◆ Directive ◆
Lift out each line of the data that holds "นเฉล".

◆ Available records ◆
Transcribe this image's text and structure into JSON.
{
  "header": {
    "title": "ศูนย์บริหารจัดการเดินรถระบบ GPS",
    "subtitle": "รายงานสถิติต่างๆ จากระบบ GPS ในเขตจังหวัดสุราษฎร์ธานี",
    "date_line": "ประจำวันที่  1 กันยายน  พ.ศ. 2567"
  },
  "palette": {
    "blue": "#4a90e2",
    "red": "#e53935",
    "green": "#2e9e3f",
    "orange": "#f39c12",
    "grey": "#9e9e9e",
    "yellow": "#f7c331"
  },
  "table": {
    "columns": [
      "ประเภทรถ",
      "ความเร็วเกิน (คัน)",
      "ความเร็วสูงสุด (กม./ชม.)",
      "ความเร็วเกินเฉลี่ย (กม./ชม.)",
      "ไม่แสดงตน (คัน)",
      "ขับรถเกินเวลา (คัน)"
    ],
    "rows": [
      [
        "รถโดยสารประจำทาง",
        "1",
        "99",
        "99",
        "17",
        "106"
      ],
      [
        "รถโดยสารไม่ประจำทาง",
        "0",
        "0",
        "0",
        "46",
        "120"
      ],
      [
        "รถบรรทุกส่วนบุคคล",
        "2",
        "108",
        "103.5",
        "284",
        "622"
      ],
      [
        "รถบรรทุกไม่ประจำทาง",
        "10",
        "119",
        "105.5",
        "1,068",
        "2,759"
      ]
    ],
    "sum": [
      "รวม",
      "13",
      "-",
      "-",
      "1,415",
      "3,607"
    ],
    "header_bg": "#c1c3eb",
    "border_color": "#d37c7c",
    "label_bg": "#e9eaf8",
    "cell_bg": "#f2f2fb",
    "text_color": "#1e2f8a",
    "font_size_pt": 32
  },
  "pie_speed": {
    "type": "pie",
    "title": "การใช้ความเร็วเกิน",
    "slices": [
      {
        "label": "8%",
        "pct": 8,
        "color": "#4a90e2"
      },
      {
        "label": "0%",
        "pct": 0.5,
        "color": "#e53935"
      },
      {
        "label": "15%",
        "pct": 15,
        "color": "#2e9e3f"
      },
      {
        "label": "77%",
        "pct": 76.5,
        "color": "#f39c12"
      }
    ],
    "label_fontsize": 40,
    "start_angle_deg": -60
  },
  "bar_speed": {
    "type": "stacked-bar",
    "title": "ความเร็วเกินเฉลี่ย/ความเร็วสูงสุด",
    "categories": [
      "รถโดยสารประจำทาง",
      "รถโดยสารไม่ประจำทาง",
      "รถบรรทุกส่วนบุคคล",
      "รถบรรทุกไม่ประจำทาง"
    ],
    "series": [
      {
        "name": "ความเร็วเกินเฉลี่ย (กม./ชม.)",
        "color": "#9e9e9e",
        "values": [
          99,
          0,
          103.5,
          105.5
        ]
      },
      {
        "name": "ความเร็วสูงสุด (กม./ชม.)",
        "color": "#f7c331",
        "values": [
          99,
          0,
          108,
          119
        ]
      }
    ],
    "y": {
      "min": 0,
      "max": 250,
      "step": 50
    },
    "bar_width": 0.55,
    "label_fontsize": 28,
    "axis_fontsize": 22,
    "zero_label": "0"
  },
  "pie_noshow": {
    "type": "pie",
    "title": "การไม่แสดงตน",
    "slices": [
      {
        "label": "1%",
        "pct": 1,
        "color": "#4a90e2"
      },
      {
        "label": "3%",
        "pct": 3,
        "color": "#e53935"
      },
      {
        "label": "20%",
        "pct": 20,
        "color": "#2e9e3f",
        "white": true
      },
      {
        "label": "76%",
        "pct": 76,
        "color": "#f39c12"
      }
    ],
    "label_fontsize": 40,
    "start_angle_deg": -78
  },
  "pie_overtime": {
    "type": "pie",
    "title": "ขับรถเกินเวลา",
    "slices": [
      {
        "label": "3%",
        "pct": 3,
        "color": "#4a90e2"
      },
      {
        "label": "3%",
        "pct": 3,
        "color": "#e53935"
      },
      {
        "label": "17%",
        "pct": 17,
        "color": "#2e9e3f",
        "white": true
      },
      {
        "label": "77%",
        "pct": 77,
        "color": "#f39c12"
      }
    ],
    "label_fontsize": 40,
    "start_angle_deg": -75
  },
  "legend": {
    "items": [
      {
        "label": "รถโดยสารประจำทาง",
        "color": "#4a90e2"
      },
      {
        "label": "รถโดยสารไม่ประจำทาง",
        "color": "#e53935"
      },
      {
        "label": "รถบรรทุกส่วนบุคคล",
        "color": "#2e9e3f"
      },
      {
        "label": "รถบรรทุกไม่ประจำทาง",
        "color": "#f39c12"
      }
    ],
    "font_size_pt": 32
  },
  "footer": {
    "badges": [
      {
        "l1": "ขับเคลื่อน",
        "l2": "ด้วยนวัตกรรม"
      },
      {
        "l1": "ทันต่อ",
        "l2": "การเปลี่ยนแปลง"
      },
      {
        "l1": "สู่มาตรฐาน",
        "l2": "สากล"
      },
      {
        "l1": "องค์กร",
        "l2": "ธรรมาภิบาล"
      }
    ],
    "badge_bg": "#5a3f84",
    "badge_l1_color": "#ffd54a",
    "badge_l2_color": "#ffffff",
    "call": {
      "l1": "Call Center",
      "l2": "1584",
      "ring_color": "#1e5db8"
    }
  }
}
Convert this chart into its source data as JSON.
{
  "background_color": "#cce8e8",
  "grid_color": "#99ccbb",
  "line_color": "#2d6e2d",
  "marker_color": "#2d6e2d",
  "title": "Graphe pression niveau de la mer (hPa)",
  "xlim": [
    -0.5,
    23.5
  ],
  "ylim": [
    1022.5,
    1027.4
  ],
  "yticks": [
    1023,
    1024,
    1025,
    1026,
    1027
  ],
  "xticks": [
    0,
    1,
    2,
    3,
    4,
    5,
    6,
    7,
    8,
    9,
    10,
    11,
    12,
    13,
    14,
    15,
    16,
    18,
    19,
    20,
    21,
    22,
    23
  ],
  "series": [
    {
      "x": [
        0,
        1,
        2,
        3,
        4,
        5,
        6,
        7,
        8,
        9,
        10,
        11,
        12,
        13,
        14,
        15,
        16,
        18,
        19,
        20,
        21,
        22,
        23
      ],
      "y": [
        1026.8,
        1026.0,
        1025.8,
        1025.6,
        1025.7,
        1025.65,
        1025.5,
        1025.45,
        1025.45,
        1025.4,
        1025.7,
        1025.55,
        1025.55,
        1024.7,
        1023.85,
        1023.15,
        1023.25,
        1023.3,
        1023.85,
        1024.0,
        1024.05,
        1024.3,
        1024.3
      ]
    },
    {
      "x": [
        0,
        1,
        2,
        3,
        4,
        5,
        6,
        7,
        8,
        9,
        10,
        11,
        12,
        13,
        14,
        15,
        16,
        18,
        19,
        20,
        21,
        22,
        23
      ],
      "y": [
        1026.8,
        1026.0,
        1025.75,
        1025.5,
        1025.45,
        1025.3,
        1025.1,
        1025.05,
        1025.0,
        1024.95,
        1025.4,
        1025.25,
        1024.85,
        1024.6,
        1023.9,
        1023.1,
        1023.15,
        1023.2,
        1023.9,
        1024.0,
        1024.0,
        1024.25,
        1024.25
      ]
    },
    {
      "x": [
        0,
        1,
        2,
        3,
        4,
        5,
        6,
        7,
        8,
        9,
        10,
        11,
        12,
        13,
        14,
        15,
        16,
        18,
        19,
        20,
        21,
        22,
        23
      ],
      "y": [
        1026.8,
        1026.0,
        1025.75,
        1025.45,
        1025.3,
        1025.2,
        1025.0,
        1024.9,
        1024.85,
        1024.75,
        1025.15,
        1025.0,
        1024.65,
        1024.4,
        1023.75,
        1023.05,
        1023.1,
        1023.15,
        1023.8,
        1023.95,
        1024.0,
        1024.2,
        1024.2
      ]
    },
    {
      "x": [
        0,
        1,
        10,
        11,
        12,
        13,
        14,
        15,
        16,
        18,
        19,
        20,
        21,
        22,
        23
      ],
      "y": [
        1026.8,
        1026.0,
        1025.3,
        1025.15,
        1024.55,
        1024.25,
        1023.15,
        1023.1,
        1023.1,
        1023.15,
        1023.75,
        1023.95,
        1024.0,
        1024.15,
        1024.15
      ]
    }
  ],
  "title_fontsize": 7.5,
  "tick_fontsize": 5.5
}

◆ Worked answer ◆
      "ความเร็วเกินเฉลี่ย (กม./ชม.)",
    "title": "ความเร็วเกินเฉลี่ย/ความเร็วสูงสุด",
        "name": "ความเร็วเกินเฉลี่ย (กม./ชม.)",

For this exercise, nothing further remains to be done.